▸ The request: Return every line of the records below verbatim, with no pictures in the copy.
[Supplied information start]
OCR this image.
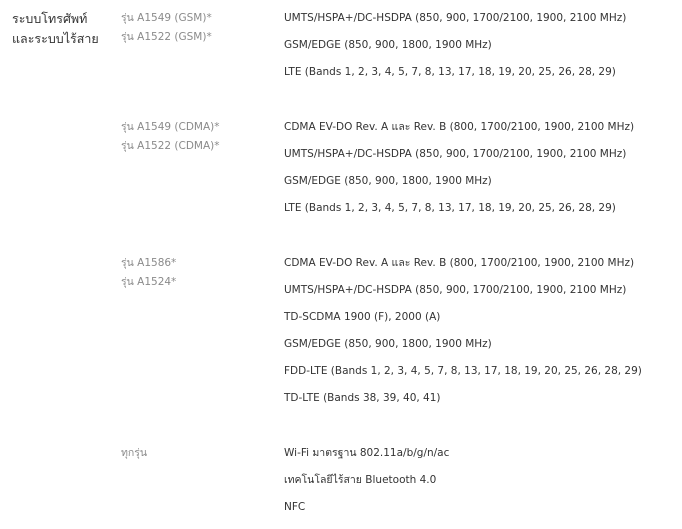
ระบบโทรศัพท์
และระบบไร้สาย
รุ่น A1549 (GSM)*
รุ่น A1522 (GSM)*
UMTS/HSPA+/DC-HSDPA (850, 900, 1700/2100, 1900, 2100 MHz)
GSM/EDGE (850, 900, 1800, 1900 MHz)
LTE (Bands 1, 2, 3, 4, 5, 7, 8, 13, 17, 18, 19, 20, 25, 26, 28, 29)
รุ่น A1549 (CDMA)*
รุ่น A1522 (CDMA)*
CDMA EV-DO Rev. A และ Rev. B (800, 1700/2100, 1900, 2100 MHz)
UMTS/HSPA+/DC-HSDPA (850, 900, 1700/2100, 1900, 2100 MHz)
GSM/EDGE (850, 900, 1800, 1900 MHz)
LTE (Bands 1, 2, 3, 4, 5, 7, 8, 13, 17, 18, 19, 20, 25, 26, 28, 29)
รุ่น A1586*
รุ่น A1524*
CDMA EV-DO Rev. A และ Rev. B (800, 1700/2100, 1900, 2100 MHz)
UMTS/HSPA+/DC-HSDPA (850, 900, 1700/2100, 1900, 2100 MHz)
TD-SCDMA 1900 (F), 2000 (A)
GSM/EDGE (850, 900, 1800, 1900 MHz)
FDD-LTE (Bands 1, 2, 3, 4, 5, 7, 8, 13, 17, 18, 19, 20, 25, 26, 28, 29)
TD-LTE (Bands 38, 39, 40, 41)
ทุกรุ่น	Wi-Fi มาตรฐาน 802.11a/b/g/n/ac
เทคโนโลยีไร้สาย Bluetooth 4.0
NFC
[Supplied information end]
▸ Reply to the task:
OCR this image.
ระบบโทรศัพท์
และระบบไร้สาย
รุ่น A1549 (GSM)*
รุ่น A1522 (GSM)*
UMTS/HSPA+/DC-HSDPA (850, 900, 1700/2100, 1900, 2100 MHz)
GSM/EDGE (850, 900, 1800, 1900 MHz)
LTE (Bands 1, 2, 3, 4, 5, 7, 8, 13, 17, 18, 19, 20, 25, 26, 28, 29)
รุ่น A1549 (CDMA)*
รุ่น A1522 (CDMA)*
CDMA EV-DO Rev. A และ Rev. B (800, 1700/2100, 1900, 2100 MHz)
UMTS/HSPA+/DC-HSDPA (850, 900, 1700/2100, 1900, 2100 MHz)
GSM/EDGE (850, 900, 1800, 1900 MHz)
LTE (Bands 1, 2, 3, 4, 5, 7, 8, 13, 17, 18, 19, 20, 25, 26, 28, 29)
รุ่น A1586*
รุ่น A1524*
CDMA EV-DO Rev. A และ Rev. B (800, 1700/2100, 1900, 2100 MHz)
UMTS/HSPA+/DC-HSDPA (850, 900, 1700/2100, 1900, 2100 MHz)
TD-SCDMA 1900 (F), 2000 (A)
GSM/EDGE (850, 900, 1800, 1900 MHz)
FDD-LTE (Bands 1, 2, 3, 4, 5, 7, 8, 13, 17, 18, 19, 20, 25, 26, 28, 29)
TD-LTE (Bands 38, 39, 40, 41)
ทุกรุ่น	Wi-Fi มาตรฐาน 802.11a/b/g/n/ac
เทคโนโลยีไร้สาย Bluetooth 4.0
NFC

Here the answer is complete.